**The task**
Output all of the records exactly as written.
━━━ Stored records ━━━
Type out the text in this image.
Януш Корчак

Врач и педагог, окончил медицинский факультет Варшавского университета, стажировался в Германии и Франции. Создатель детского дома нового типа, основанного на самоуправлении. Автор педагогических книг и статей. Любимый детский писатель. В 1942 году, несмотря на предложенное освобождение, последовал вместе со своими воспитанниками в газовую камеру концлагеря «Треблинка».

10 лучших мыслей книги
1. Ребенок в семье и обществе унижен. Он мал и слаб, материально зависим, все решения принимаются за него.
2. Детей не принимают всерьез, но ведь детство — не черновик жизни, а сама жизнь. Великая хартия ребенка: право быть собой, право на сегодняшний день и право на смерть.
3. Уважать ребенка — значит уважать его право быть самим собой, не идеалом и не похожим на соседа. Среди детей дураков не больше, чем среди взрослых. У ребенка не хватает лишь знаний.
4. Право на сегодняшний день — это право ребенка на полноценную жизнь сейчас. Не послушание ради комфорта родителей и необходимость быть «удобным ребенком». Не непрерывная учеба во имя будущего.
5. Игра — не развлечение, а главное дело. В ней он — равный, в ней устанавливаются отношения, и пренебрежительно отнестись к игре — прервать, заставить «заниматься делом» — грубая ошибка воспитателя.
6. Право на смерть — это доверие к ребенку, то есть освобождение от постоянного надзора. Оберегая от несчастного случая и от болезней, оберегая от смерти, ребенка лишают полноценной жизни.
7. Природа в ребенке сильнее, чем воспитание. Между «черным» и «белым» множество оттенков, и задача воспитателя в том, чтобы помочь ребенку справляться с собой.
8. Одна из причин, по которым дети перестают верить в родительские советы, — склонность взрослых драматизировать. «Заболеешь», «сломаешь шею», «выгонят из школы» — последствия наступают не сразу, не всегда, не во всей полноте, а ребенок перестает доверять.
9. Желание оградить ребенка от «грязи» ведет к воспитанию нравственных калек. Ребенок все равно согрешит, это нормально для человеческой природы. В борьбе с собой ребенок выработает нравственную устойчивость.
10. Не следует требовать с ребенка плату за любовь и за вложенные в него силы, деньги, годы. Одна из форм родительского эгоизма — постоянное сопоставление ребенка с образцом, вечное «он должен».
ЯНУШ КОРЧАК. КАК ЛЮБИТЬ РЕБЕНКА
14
━━━
**Solution**
Type out the text in this image.
Януш Корчак

Врач и педагог, окончил медицинский факультет Варшавского университета, стажировался в Германии и Франции. Создатель детского дома нового типа, основанного на самоуправлении. Автор педагогических книг и статей. Любимый детский писатель. В 1942 году, несмотря на предложенное освобождение, последовал вместе со своими воспитанниками в газовую камеру концлагеря «Треблинка».

10 лучших мыслей книги
1. Ребенок в семье и обществе унижен. Он мал и слаб, материально зависим, все решения принимаются за него.
2. Детей не принимают всерьез, но ведь детство — не черновик жизни, а сама жизнь. Великая хартия ребенка: право быть собой, право на сегодняшний день и право на смерть.
3. Уважать ребенка — значит уважать его право быть самим собой, не идеалом и не похожим на соседа. Среди детей дураков не больше, чем среди взрослых. У ребенка не хватает лишь знаний.
4. Право на сегодняшний день — это право ребенка на полноценную жизнь сейчас. Не послушание ради комфорта родителей и необходимость быть «удобным ребенком». Не непрерывная учеба во имя будущего.
5. Игра — не развлечение, а главное дело. В ней он — равный, в ней устанавливаются отношения, и пренебрежительно отнестись к игре — прервать, заставить «заниматься делом» — грубая ошибка воспитателя.
6. Право на смерть — это доверие к ребенку, то есть освобождение от постоянного надзора. Оберегая от несчастного случая и от болезней, оберегая от смерти, ребенка лишают полноценной жизни.
7. Природа в ребенке сильнее, чем воспитание. Между «черным» и «белым» множество оттенков, и задача воспитателя в том, чтобы помочь ребенку справляться с собой.
8. Одна из причин, по которым дети перестают верить в родительские советы, — склонность взрослых драматизировать. «Заболеешь», «сломаешь шею», «выгонят из школы» — последствия наступают не сразу, не всегда, не во всей полноте, а ребенок перестает доверять.
9. Желание оградить ребенка от «грязи» ведет к воспитанию нравственных калек. Ребенок все равно согрешит, это нормально для человеческой природы. В борьбе с собой ребенок выработает нравственную устойчивость.
10. Не следует требовать с ребенка плату за любовь и за вложенные в него силы, деньги, годы. Одна из форм родительского эгоизма — постоянное сопоставление ребенка с образцом, вечное «он должен».
ЯНУШ КОРЧАК. КАК ЛЮБИТЬ РЕБЕНКА
14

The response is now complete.